--- REQUIREMENT ---
Write every entry out again exactly, please, and skip the pictures.

Items listed in a dataset
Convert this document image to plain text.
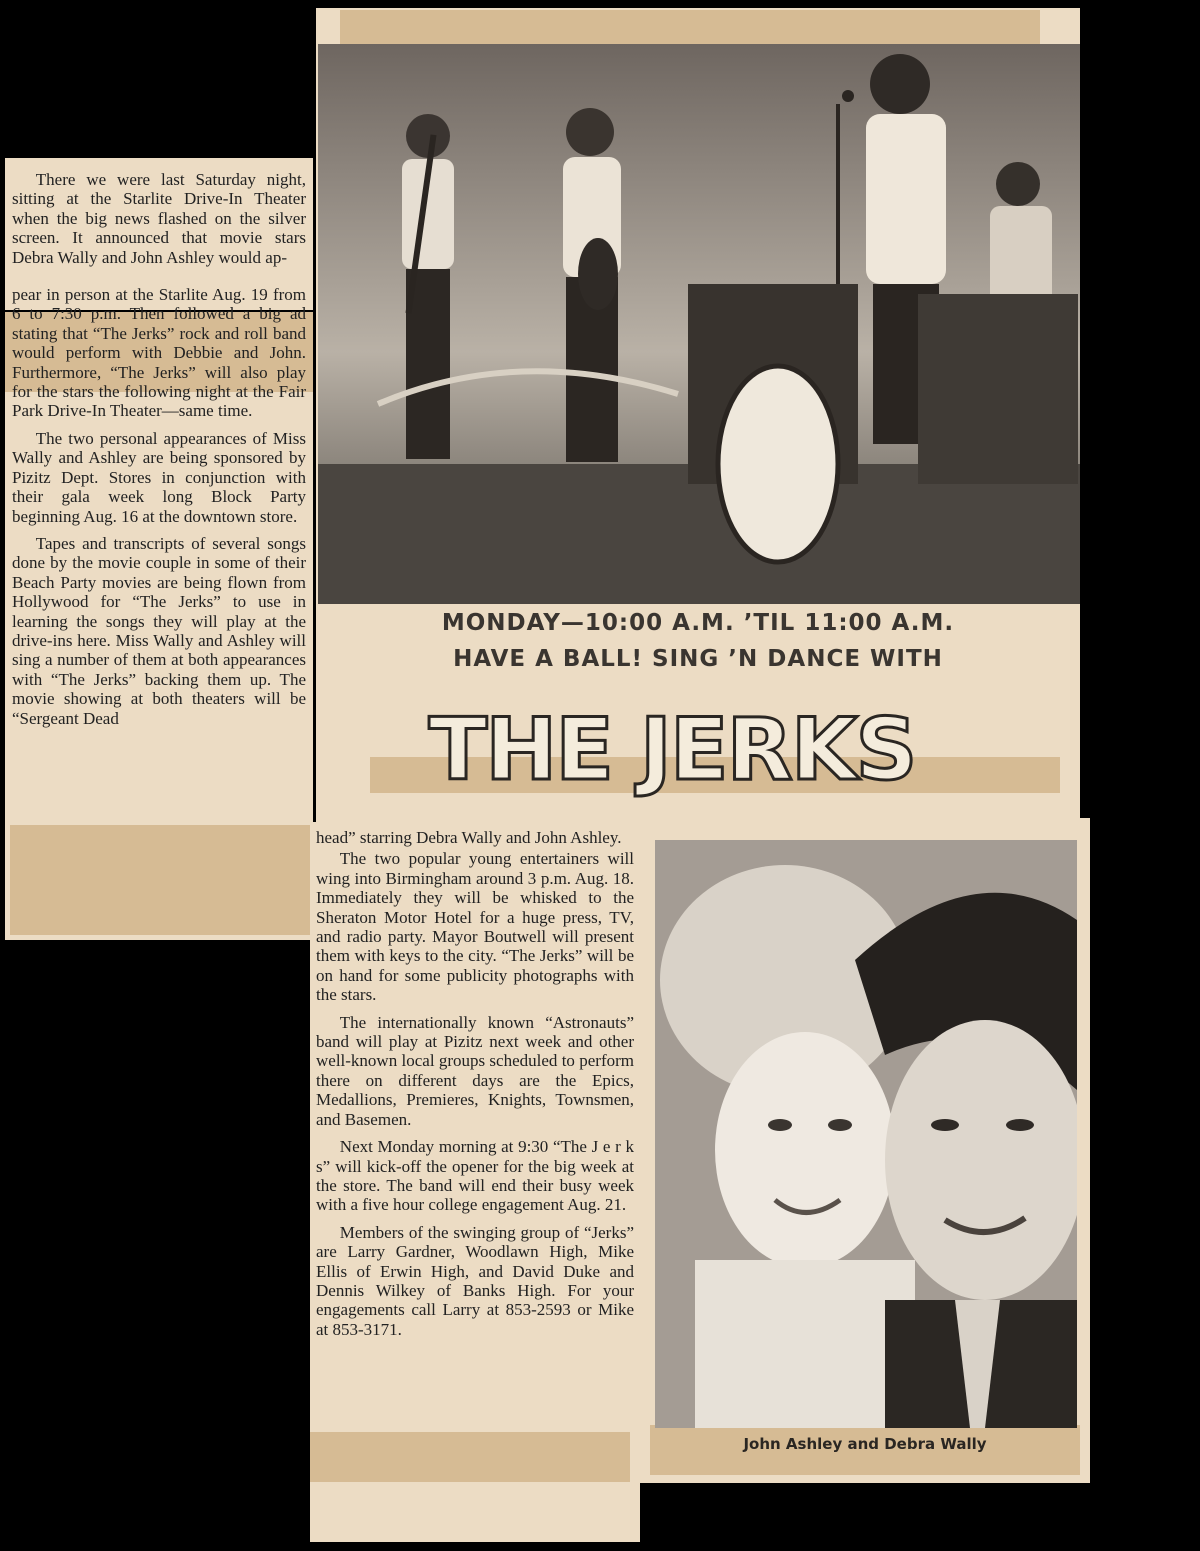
MONDAY—10:00 A.M. ’TIL 11:00 A.M.
HAVE A BALL! SING ’N DANCE WITH
THE JERKS
John Ashley and Debra Wally

There we were last Saturday night, sitting at the Starlite Drive-In Theater when the big news flashed on the silver screen. It announced that movie stars Debra Wally and John Ashley would ap-

pear in person at the Starlite Aug. 19 from 6 to 7:30 p.m. Then followed a big ad stating that “The Jerks” rock and roll band would perform with Debbie and John. Furthermore, “The Jerks” will also play for the stars the following night at the Fair Park Drive-In Theater—same time.

The two personal appearances of Miss Wally and Ashley are being sponsored by Pizitz Dept. Stores in conjunction with their gala week long Block Party beginning Aug. 16 at the downtown store.

Tapes and transcripts of several songs done by the movie couple in some of their Beach Party movies are being flown from Hollywood for “The Jerks” to use in learning the songs they will play at the drive-ins here. Miss Wally and Ashley will sing a number of them at both appearances with “The Jerks” backing them up. The movie showing at both theaters will be “Sergeant Dead

head” starring Debra Wally and John Ashley.

The two popular young entertainers will wing into Birmingham around 3 p.m. Aug. 18. Immediately they will be whisked to the Sheraton Motor Hotel for a huge press, TV, and radio party. Mayor Boutwell will present them with keys to the city. “The Jerks” will be on hand for some publicity photographs with the stars.

The internationally known “Astronauts” band will play at Pizitz next week and other well-known local groups scheduled to perform there on different days are the Epics, Medallions, Premieres, Knights, Townsmen, and Basemen.

Next Monday morning at 9:30 “The J e r k s” will kick-off the opener for the big week at the store. The band will end their busy week with a five hour college engagement Aug. 21.

Members of the swinging group of “Jerks” are Larry Gardner, Woodlawn High, Mike Ellis of Erwin High, and David Duke and Dennis Wilkey of Banks High. For your engagements call Larry at 853-2593 or Mike at 853-3171.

--- CORRECT ANSWER ---
Convert this document image to plain text.
MONDAY—10:00 A.M. ’TIL 11:00 A.M.
HAVE A BALL! SING ’N DANCE WITH
THE JERKS
John Ashley and Debra Wally

There we were last Saturday night, sitting at the Starlite Drive-In Theater when the big news flashed on the silver screen. It announced that movie stars Debra Wally and John Ashley would ap-

pear in person at the Starlite Aug. 19 from 6 to 7:30 p.m. Then followed a big ad stating that “The Jerks” rock and roll band would perform with Debbie and John. Furthermore, “The Jerks” will also play for the stars the following night at the Fair Park Drive-In Theater—same time.

The two personal appearances of Miss Wally and Ashley are being sponsored by Pizitz Dept. Stores in conjunction with their gala week long Block Party beginning Aug. 16 at the downtown store.

Tapes and transcripts of several songs done by the movie couple in some of their Beach Party movies are being flown from Hollywood for “The Jerks” to use in learning the songs they will play at the drive-ins here. Miss Wally and Ashley will sing a number of them at both appearances with “The Jerks” backing them up. The movie showing at both theaters will be “Sergeant Dead

head” starring Debra Wally and John Ashley.

The two popular young entertainers will wing into Birmingham around 3 p.m. Aug. 18. Immediately they will be whisked to the Sheraton Motor Hotel for a huge press, TV, and radio party. Mayor Boutwell will present them with keys to the city. “The Jerks” will be on hand for some publicity photographs with the stars.

The internationally known “Astronauts” band will play at Pizitz next week and other well-known local groups scheduled to perform there on different days are the Epics, Medallions, Premieres, Knights, Townsmen, and Basemen.

Next Monday morning at 9:30 “The J e r k s” will kick-off the opener for the big week at the store. The band will end their busy week with a five hour college engagement Aug. 21.

Members of the swinging group of “Jerks” are Larry Gardner, Woodlawn High, Mike Ellis of Erwin High, and David Duke and Dennis Wilkey of Banks High. For your engagements call Larry at 853-2593 or Mike at 853-3171.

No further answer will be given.